§ **AVAILABLE RECORDS**:
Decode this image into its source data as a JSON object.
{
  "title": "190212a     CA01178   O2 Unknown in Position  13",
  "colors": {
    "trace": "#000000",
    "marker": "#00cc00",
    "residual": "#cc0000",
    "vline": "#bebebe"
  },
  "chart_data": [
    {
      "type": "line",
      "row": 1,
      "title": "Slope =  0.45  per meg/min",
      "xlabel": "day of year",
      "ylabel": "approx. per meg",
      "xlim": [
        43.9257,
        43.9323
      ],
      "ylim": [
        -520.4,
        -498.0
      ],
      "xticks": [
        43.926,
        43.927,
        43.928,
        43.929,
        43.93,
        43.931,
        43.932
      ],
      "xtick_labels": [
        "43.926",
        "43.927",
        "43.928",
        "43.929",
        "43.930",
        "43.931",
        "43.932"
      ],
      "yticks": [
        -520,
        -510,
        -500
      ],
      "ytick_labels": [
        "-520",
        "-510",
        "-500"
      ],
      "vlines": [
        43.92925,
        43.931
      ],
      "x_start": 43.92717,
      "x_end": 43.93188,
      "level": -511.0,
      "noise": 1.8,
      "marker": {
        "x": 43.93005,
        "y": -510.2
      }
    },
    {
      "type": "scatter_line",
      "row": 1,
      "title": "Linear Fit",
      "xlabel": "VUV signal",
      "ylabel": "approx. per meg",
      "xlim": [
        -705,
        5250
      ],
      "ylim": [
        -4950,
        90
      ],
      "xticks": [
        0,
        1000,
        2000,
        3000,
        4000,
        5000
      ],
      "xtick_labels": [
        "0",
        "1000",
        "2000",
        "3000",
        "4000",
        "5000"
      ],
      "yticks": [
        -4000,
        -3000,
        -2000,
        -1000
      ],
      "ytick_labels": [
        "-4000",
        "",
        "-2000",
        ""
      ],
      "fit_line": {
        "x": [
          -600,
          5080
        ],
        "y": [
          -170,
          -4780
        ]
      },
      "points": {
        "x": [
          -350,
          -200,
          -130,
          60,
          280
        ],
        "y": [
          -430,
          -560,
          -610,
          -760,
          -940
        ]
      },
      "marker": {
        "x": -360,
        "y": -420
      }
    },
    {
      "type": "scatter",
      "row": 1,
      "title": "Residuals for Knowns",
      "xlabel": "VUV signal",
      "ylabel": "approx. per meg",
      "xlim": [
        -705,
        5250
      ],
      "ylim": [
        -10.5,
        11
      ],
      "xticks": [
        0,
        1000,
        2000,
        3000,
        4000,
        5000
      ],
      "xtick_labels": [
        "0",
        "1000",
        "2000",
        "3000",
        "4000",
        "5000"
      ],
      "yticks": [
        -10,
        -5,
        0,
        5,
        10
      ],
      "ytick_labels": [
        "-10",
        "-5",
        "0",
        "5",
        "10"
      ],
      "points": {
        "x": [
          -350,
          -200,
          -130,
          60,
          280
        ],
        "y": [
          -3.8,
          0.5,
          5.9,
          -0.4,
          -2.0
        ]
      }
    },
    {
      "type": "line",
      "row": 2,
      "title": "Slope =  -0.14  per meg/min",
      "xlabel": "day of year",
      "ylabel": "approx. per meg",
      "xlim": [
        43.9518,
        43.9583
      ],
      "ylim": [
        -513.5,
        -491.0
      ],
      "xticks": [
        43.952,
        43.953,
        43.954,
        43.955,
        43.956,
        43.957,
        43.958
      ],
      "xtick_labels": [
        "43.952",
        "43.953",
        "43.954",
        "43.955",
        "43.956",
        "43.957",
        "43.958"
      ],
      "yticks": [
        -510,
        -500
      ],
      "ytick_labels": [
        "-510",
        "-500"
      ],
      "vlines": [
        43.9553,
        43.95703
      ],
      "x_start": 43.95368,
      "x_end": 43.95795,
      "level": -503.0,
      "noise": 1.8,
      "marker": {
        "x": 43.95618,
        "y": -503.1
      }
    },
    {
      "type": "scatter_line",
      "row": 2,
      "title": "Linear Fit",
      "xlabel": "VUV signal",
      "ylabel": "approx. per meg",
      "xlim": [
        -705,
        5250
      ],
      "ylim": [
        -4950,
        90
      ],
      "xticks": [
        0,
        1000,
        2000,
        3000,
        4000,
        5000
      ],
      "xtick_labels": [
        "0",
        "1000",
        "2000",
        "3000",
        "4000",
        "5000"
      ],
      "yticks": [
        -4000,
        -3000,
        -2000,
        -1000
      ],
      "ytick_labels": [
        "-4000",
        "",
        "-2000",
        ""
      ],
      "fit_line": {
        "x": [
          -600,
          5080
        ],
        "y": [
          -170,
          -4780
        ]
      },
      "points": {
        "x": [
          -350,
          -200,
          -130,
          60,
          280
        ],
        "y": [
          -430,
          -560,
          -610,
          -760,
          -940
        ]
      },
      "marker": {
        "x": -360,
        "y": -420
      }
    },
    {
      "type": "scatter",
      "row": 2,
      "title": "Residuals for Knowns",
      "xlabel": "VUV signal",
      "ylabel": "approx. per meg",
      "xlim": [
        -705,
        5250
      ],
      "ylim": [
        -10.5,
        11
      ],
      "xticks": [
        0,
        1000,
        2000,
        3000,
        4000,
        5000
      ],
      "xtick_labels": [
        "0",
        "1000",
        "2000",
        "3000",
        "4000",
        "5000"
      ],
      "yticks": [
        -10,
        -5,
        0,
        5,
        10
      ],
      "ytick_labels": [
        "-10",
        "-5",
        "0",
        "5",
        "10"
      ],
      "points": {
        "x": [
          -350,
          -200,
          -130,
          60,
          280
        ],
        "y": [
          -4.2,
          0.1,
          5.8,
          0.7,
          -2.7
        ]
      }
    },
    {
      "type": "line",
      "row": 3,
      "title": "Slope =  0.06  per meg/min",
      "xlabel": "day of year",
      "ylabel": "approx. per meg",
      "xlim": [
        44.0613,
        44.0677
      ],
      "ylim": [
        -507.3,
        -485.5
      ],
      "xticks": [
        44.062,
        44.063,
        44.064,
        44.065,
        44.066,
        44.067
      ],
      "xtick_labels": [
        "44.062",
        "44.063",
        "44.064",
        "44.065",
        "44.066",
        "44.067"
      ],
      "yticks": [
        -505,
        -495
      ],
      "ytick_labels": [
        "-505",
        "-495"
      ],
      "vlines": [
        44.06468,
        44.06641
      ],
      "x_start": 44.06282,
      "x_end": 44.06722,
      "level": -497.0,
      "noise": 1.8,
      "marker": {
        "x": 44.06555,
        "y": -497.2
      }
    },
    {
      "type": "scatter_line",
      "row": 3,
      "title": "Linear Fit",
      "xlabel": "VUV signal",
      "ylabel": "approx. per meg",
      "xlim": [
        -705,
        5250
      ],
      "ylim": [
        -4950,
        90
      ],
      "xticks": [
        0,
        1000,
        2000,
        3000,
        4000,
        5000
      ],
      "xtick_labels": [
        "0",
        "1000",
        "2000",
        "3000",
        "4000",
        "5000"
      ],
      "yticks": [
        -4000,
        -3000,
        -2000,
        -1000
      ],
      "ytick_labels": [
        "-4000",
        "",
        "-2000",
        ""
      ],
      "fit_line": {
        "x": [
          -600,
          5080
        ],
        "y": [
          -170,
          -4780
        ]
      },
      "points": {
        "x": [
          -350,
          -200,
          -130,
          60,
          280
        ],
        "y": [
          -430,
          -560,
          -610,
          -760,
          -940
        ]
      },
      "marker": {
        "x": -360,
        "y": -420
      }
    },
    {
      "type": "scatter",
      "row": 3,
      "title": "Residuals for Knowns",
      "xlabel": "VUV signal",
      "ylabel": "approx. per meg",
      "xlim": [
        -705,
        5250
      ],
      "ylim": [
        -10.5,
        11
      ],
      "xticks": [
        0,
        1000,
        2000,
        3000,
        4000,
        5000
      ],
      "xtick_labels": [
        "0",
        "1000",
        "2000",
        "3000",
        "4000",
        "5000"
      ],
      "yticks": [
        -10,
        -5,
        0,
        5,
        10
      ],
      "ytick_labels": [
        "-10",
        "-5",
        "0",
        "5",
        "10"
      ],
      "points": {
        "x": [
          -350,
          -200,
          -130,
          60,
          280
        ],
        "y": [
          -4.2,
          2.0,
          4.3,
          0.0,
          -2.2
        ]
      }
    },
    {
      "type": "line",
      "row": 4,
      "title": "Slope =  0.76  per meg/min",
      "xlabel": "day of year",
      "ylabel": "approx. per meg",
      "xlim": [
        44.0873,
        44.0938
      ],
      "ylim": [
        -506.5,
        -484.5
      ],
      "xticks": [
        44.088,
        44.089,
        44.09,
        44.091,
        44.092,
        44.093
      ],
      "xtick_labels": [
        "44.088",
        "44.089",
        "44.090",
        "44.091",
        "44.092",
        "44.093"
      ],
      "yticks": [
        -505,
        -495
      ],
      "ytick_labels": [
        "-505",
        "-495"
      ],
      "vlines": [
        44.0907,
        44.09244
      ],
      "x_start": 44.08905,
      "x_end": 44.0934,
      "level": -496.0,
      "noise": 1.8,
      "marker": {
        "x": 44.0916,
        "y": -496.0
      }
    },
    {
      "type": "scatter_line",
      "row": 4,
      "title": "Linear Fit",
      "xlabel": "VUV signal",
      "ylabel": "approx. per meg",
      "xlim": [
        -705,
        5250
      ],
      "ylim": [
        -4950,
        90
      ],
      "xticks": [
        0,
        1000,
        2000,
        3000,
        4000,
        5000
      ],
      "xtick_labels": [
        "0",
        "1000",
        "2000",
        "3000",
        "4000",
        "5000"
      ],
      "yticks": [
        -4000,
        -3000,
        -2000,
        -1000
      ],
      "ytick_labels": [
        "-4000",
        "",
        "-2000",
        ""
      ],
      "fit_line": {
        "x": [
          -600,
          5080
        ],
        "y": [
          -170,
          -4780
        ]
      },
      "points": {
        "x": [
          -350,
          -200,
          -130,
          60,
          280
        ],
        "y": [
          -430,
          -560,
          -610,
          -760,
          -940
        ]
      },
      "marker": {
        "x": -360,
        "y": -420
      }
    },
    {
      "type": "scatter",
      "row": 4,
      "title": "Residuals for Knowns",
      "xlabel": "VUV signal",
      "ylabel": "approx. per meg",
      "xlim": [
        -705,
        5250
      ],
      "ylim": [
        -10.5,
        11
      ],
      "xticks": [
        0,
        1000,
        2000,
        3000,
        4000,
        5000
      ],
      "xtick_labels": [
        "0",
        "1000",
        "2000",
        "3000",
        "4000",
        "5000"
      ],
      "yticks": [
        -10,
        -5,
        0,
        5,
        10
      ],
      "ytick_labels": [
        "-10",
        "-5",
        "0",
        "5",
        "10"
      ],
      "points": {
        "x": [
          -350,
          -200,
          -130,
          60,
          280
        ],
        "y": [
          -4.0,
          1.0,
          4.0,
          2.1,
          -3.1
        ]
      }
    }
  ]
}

§ **TASK GOAL**: Copy every line of the data that holds the string "level".

§ **SOLUTION TO THIS PROBLEM**:
      "level": -511.0,
      "level": -503.0,
      "level": -497.0,
      "level": -496.0,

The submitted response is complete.